● AVAILABLE DATA

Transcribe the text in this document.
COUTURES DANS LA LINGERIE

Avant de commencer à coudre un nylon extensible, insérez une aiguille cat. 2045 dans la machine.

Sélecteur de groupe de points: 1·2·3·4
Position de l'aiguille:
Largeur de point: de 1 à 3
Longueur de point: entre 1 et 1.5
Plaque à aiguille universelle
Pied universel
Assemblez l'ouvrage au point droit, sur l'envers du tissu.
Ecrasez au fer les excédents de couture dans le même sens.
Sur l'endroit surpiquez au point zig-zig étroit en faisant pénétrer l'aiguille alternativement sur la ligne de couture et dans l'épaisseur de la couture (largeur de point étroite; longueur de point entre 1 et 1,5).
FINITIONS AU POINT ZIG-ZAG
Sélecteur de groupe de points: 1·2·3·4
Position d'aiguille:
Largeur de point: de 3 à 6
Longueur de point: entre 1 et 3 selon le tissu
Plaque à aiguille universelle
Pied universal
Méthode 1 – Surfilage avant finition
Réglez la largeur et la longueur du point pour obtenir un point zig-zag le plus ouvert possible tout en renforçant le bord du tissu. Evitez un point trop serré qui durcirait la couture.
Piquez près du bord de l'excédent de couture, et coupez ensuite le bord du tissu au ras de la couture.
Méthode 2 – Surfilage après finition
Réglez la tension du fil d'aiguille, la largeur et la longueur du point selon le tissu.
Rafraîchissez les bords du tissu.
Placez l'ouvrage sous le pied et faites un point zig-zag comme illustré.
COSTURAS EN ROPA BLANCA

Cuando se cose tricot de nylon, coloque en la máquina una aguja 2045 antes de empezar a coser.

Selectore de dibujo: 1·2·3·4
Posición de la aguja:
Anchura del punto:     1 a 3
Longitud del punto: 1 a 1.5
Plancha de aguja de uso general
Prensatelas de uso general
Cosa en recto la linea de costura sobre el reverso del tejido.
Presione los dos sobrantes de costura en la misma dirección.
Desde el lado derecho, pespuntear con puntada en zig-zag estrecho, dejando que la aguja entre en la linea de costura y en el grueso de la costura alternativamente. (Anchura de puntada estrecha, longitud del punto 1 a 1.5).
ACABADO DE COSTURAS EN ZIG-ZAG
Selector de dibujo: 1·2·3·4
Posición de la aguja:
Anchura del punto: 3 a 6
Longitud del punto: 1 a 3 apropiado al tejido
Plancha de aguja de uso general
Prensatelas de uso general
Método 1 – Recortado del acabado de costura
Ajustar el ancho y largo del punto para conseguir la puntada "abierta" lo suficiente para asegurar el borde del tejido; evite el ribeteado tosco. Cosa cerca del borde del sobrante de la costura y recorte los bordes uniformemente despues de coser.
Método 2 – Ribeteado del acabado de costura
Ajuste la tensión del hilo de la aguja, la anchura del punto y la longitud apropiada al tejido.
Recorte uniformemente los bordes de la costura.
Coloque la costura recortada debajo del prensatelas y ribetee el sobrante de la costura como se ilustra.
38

● WHAT YOU ARE ASKED TO DO
All of the data shown above must be copied exactly.

● OUTPUT OF THE TASK
Transcribe the text in this document.
COUTURES DANS LA LINGERIE

Avant de commencer à coudre un nylon extensible, insérez une aiguille cat. 2045 dans la machine.

Sélecteur de groupe de points: 1·2·3·4
Position de l'aiguille:
Largeur de point: de 1 à 3
Longueur de point: entre 1 et 1.5
Plaque à aiguille universelle
Pied universel
Assemblez l'ouvrage au point droit, sur l'envers du tissu.
Ecrasez au fer les excédents de couture dans le même sens.
Sur l'endroit surpiquez au point zig-zig étroit en faisant pénétrer l'aiguille alternativement sur la ligne de couture et dans l'épaisseur de la couture (largeur de point étroite; longueur de point entre 1 et 1,5).
FINITIONS AU POINT ZIG-ZAG
Sélecteur de groupe de points: 1·2·3·4
Position d'aiguille:
Largeur de point: de 3 à 6
Longueur de point: entre 1 et 3 selon le tissu
Plaque à aiguille universelle
Pied universal
Méthode 1 – Surfilage avant finition
Réglez la largeur et la longueur du point pour obtenir un point zig-zag le plus ouvert possible tout en renforçant le bord du tissu. Evitez un point trop serré qui durcirait la couture.
Piquez près du bord de l'excédent de couture, et coupez ensuite le bord du tissu au ras de la couture.
Méthode 2 – Surfilage après finition
Réglez la tension du fil d'aiguille, la largeur et la longueur du point selon le tissu.
Rafraîchissez les bords du tissu.
Placez l'ouvrage sous le pied et faites un point zig-zag comme illustré.
COSTURAS EN ROPA BLANCA

Cuando se cose tricot de nylon, coloque en la máquina una aguja 2045 antes de empezar a coser.

Selectore de dibujo: 1·2·3·4
Posición de la aguja:
Anchura del punto:     1 a 3
Longitud del punto: 1 a 1.5
Plancha de aguja de uso general
Prensatelas de uso general
Cosa en recto la linea de costura sobre el reverso del tejido.
Presione los dos sobrantes de costura en la misma dirección.
Desde el lado derecho, pespuntear con puntada en zig-zag estrecho, dejando que la aguja entre en la linea de costura y en el grueso de la costura alternativamente. (Anchura de puntada estrecha, longitud del punto 1 a 1.5).
ACABADO DE COSTURAS EN ZIG-ZAG
Selector de dibujo: 1·2·3·4
Posición de la aguja:
Anchura del punto: 3 a 6
Longitud del punto: 1 a 3 apropiado al tejido
Plancha de aguja de uso general
Prensatelas de uso general
Método 1 – Recortado del acabado de costura
Ajustar el ancho y largo del punto para conseguir la puntada "abierta" lo suficiente para asegurar el borde del tejido; evite el ribeteado tosco. Cosa cerca del borde del sobrante de la costura y recorte los bordes uniformemente despues de coser.
Método 2 – Ribeteado del acabado de costura
Ajuste la tensión del hilo de la aguja, la anchura del punto y la longitud apropiada al tejido.
Recorte uniformemente los bordes de la costura.
Coloque la costura recortada debajo del prensatelas y ribetee el sobrante de la costura como se ilustra.
38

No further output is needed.